#### Supplied text ####

Towards an end to the sale of dogs and cats in pet shops throughout the European Union?
Photo : Jo-Anne McArthur/One Voice
In 2025, following a proposal from the European Commission, the European Parliament will vote to adopt several measures on the welfare and traceability of dogs and cats within the EU. We have written to them to express our support, and to alert them to the fraudulent maneuvers underway in our country to circumvent existing bans. We remain mobilized and continue to raise public awareness of the condition of cats and dogs in France and Europe.
While the initial text augurs progress, abandoning identification by tattoo in favor of electronic chips, imposing new standards on breeding establishments, banning mutilations for aesthetic purposes (cropping and docking), the first modifications proposed by the MEPs are also promising.
An end to pet shop sales, yes, but the excesses must stop
For the past year, we have been alerting public opinion to the strategies put in place in France, with the complicity of the Ministry of Agriculture, to get around the ban: “click and collect”.

#### Given records ####

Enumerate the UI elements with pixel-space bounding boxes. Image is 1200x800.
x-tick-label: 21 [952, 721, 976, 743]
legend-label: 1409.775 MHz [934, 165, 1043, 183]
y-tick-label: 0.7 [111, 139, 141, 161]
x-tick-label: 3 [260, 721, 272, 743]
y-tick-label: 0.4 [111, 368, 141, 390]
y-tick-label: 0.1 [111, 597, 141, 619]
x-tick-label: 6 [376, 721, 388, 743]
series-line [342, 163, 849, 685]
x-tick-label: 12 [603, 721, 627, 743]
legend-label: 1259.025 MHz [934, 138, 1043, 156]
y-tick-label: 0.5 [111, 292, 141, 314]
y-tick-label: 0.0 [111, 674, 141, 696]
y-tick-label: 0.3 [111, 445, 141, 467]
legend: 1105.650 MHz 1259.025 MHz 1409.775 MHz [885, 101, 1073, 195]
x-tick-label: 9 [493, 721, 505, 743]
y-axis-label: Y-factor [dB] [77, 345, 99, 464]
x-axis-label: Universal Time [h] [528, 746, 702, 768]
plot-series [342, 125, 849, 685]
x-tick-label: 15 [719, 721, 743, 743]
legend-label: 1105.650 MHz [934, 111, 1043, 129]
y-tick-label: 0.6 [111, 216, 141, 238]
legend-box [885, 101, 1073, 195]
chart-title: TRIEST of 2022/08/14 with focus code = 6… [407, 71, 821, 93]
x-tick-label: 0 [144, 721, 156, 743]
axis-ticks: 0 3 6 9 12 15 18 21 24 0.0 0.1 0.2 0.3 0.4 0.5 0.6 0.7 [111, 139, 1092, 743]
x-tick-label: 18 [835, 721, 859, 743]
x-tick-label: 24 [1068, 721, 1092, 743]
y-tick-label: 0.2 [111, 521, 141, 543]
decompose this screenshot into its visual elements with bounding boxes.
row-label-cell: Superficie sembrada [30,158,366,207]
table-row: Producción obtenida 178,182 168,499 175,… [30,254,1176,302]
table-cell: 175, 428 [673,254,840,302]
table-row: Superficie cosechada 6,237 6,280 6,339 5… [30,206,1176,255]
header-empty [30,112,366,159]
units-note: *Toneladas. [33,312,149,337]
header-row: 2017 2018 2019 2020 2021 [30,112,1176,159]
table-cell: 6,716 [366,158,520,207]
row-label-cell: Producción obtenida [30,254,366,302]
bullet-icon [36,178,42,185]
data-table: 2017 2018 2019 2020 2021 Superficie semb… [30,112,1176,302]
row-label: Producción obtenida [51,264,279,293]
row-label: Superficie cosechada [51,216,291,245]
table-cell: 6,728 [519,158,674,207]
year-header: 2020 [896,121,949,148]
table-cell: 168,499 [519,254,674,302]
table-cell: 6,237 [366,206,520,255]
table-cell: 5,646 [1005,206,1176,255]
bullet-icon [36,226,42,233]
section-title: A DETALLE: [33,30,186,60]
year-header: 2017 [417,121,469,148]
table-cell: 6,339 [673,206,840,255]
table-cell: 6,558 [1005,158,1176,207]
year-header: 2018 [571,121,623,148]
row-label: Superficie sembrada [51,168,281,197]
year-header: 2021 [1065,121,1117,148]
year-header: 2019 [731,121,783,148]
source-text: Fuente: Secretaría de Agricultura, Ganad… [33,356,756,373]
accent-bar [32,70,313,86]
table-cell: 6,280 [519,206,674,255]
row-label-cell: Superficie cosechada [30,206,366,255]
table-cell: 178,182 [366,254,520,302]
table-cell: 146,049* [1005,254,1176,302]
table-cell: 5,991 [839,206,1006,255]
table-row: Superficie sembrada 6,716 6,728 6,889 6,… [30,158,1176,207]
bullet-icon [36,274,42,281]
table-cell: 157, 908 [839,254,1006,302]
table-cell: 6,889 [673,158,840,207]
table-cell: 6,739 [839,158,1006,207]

####

List the measures that the article on ending pet shop sales of dogs and cats in the EU attributes to the initial text.

- Abandoning identification by tattoo in favor of electronic chips
- Imposing new standards on breeding establishments
- Banning mutilations for aesthetic purposes (cropping and docking)